**INSTRUCTIONS FOR THE TASK**
Records follow. Copy every line with "name".

**STORED RECORDS**

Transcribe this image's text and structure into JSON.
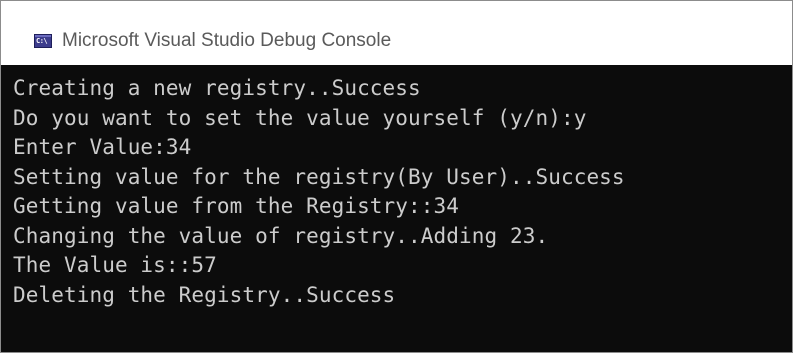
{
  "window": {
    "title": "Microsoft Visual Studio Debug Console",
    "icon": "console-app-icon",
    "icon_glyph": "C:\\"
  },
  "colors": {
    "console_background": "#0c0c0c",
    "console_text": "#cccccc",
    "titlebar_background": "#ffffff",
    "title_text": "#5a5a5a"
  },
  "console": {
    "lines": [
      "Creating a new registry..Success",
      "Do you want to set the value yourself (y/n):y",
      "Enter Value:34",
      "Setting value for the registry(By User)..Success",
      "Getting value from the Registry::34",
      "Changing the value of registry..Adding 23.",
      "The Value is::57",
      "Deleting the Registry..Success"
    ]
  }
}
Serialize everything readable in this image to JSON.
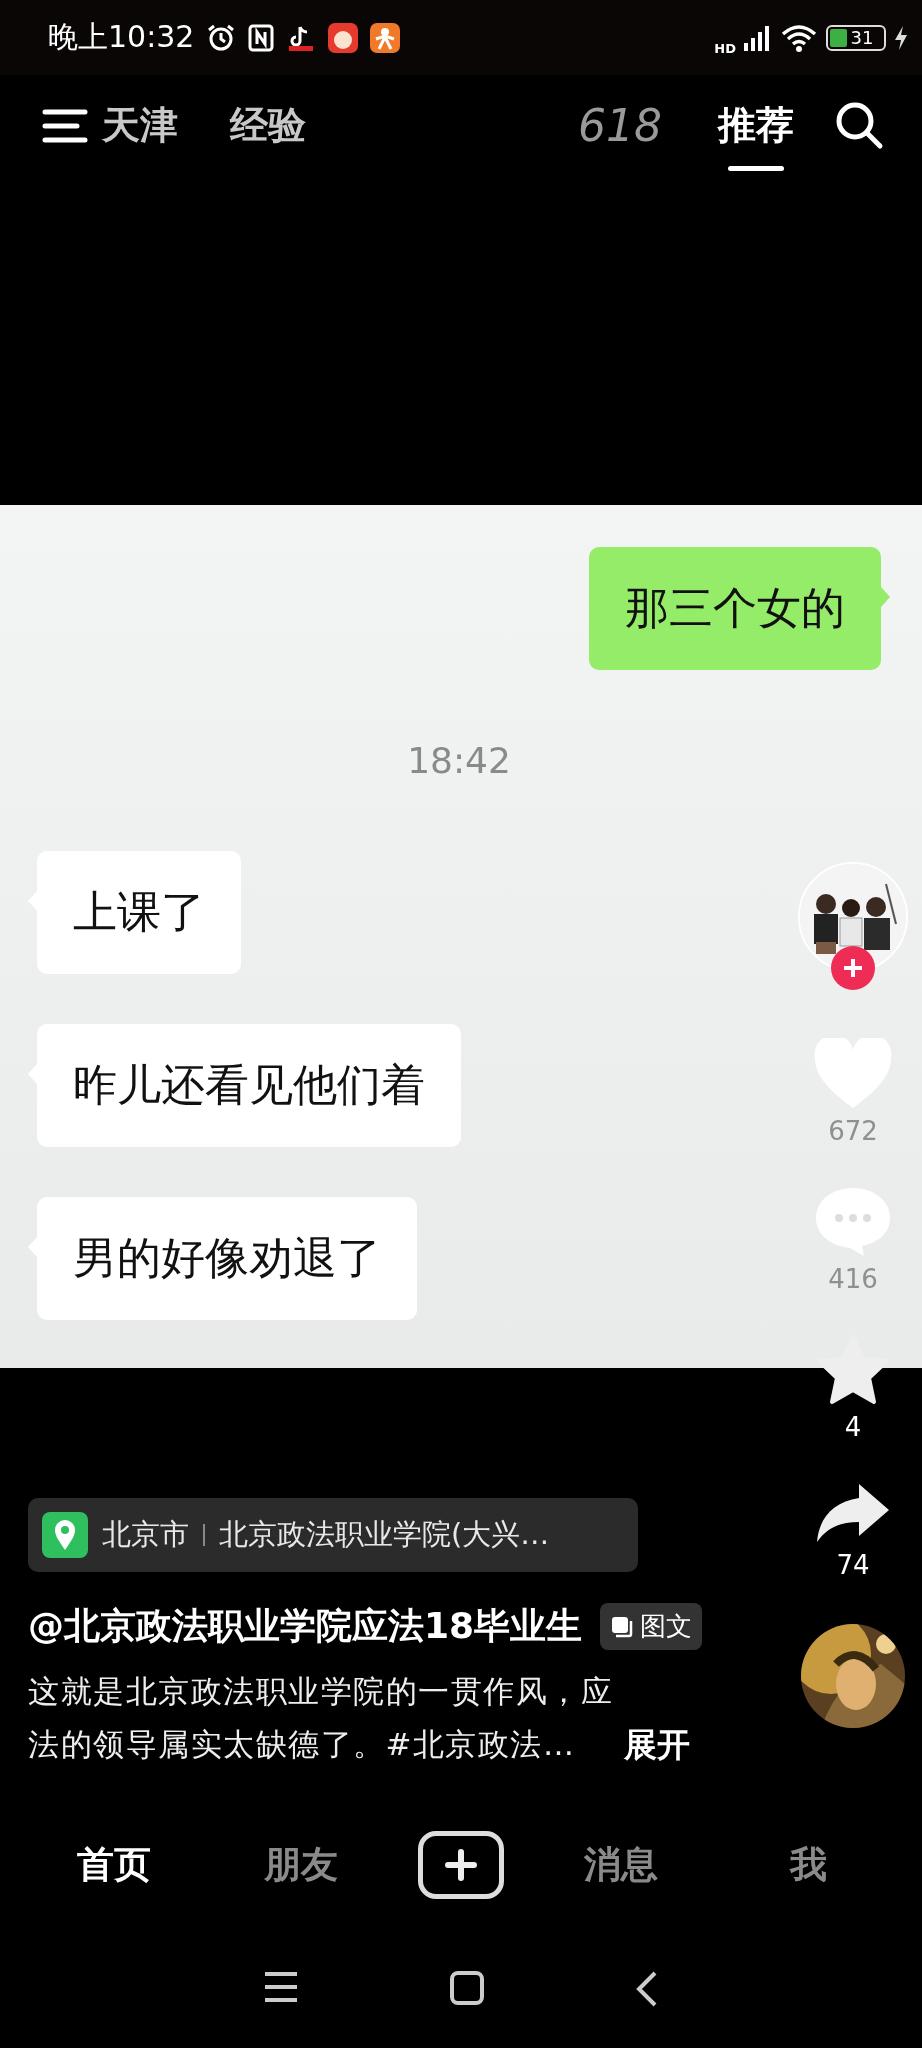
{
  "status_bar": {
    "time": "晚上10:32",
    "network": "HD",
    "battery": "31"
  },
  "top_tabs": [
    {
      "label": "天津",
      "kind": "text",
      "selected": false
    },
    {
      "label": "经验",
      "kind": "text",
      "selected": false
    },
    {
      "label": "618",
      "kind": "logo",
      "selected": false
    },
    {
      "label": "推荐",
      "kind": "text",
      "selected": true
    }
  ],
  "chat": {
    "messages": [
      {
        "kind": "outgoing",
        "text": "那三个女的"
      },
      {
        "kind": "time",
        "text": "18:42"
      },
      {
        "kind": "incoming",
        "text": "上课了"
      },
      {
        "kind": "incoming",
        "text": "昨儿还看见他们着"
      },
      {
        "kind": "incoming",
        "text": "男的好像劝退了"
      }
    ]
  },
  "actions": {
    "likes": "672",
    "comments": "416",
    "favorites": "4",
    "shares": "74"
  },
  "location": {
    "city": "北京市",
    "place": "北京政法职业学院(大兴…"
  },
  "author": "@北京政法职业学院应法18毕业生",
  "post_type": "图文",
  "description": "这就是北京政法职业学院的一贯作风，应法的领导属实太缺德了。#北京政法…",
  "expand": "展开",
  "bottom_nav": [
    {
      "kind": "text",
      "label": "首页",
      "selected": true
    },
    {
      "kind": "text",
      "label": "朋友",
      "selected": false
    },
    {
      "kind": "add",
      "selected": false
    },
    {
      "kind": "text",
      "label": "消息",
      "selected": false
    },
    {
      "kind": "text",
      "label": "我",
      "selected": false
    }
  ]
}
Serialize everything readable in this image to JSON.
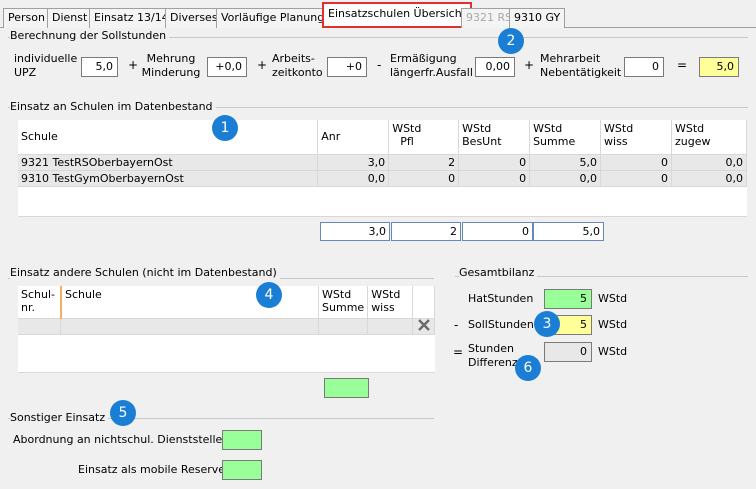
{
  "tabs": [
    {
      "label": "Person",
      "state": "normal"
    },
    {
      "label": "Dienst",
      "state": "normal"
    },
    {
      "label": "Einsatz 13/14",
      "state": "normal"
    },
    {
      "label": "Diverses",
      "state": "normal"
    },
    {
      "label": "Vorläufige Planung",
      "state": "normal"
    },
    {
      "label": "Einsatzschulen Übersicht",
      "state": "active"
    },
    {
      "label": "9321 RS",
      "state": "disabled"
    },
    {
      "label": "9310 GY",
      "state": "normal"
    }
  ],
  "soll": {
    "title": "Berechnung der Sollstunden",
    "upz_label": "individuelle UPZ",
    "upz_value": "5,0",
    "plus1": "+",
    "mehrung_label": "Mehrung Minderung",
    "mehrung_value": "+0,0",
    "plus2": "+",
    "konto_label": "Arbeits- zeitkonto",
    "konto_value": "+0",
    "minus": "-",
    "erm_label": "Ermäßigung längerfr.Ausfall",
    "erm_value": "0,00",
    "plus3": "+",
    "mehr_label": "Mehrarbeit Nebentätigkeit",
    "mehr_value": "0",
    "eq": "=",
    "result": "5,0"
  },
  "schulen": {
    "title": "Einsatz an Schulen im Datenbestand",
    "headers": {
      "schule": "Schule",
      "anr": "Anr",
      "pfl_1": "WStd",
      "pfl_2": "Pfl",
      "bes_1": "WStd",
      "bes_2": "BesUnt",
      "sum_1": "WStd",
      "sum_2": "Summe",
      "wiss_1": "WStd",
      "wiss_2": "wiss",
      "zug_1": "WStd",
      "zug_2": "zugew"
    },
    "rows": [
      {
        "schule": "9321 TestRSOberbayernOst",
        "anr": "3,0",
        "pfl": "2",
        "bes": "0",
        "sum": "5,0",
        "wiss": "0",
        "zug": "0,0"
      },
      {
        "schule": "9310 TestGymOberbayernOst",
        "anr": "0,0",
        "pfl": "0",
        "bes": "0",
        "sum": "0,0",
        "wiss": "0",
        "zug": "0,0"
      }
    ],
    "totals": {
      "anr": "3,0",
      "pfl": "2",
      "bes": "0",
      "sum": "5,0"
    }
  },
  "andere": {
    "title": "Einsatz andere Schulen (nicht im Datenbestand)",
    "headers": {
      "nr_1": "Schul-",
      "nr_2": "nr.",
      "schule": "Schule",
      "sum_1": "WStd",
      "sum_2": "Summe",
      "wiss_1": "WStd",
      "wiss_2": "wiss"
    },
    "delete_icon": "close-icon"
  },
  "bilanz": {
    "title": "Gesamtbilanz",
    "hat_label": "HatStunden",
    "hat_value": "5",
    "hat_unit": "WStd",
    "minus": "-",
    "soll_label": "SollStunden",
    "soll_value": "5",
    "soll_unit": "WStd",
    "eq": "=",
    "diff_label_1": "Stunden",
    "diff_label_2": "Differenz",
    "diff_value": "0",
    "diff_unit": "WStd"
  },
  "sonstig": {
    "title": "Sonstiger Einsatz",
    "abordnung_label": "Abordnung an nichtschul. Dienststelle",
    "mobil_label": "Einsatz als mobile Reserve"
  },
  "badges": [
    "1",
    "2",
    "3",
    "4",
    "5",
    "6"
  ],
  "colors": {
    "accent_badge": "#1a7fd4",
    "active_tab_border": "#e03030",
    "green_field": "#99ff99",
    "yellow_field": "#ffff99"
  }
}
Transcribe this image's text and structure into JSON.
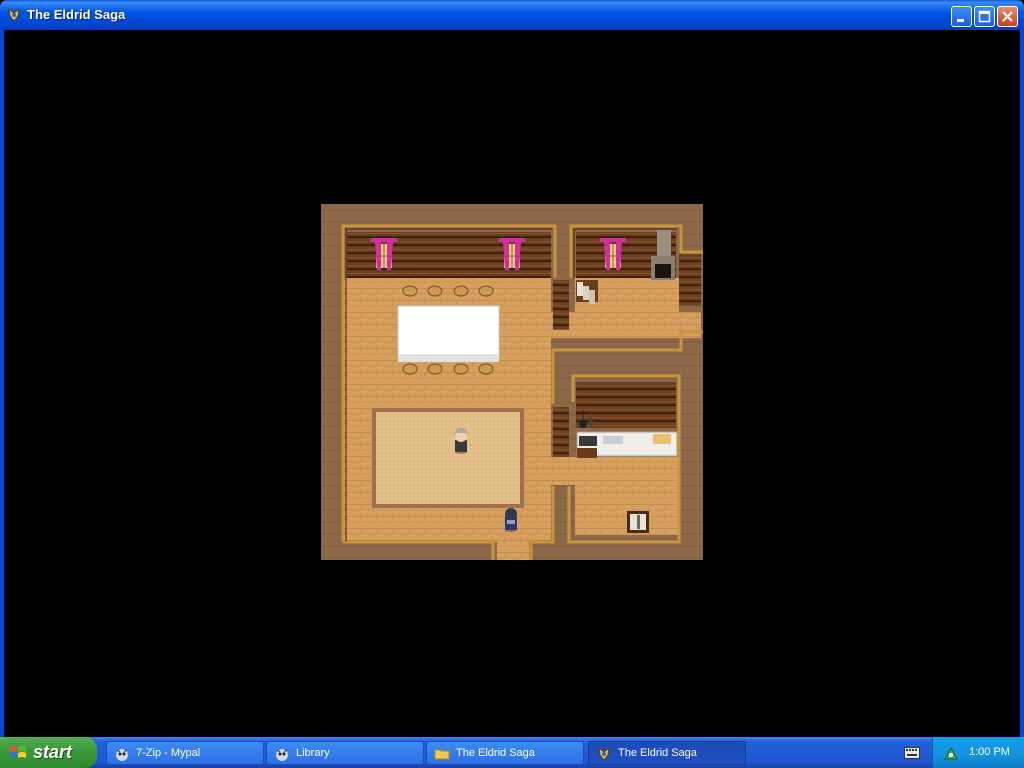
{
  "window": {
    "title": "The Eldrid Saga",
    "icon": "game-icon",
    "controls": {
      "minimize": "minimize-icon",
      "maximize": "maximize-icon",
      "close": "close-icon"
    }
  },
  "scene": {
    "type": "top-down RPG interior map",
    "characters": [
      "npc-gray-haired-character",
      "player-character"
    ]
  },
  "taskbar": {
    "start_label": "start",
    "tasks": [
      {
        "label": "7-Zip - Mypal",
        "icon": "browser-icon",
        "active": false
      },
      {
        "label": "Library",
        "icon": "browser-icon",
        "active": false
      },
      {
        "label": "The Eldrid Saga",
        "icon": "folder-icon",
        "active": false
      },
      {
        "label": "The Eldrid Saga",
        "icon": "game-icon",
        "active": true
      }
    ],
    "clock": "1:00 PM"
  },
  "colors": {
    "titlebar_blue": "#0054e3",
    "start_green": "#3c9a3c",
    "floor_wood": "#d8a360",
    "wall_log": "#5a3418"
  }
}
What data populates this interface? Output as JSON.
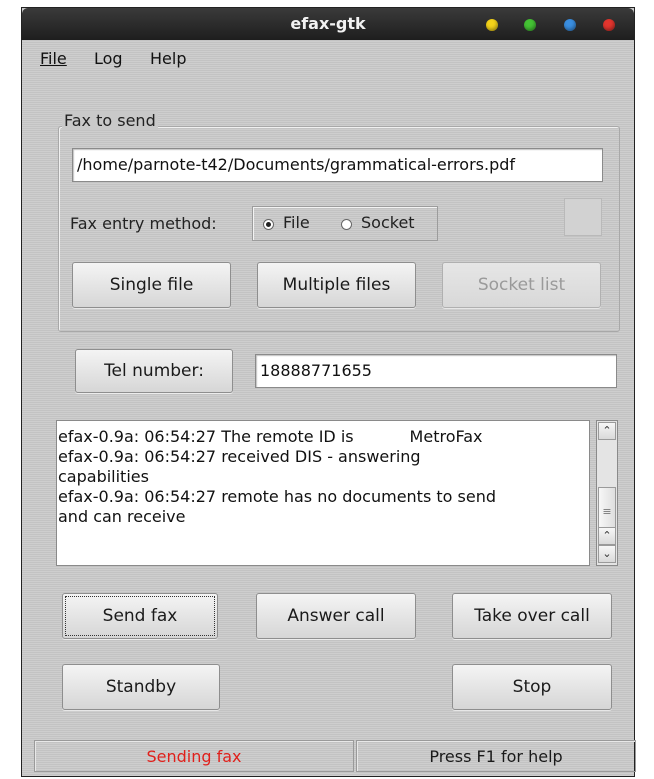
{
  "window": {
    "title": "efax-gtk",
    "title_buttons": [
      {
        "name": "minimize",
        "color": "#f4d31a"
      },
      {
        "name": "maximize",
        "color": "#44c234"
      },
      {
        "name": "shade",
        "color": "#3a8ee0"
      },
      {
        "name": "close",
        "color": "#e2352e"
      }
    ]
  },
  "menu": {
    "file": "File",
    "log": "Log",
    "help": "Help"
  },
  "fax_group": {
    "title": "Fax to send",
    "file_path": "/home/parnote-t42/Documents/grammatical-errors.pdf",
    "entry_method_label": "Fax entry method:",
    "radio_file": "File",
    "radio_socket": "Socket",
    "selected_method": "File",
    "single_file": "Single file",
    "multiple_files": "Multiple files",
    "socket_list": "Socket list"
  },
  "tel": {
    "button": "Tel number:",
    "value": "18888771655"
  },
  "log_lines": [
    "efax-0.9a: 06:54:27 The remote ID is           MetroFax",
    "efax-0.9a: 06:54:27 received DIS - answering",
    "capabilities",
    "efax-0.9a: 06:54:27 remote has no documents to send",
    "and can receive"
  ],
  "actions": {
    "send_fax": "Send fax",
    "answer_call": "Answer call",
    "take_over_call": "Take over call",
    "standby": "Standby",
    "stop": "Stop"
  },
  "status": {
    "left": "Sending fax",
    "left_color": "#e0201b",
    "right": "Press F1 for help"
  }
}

**SOLUTION TO THE EXERCISE**
        "name": "minimize",
        "name": "maximize",
        "name": "shade",
        "name": "close",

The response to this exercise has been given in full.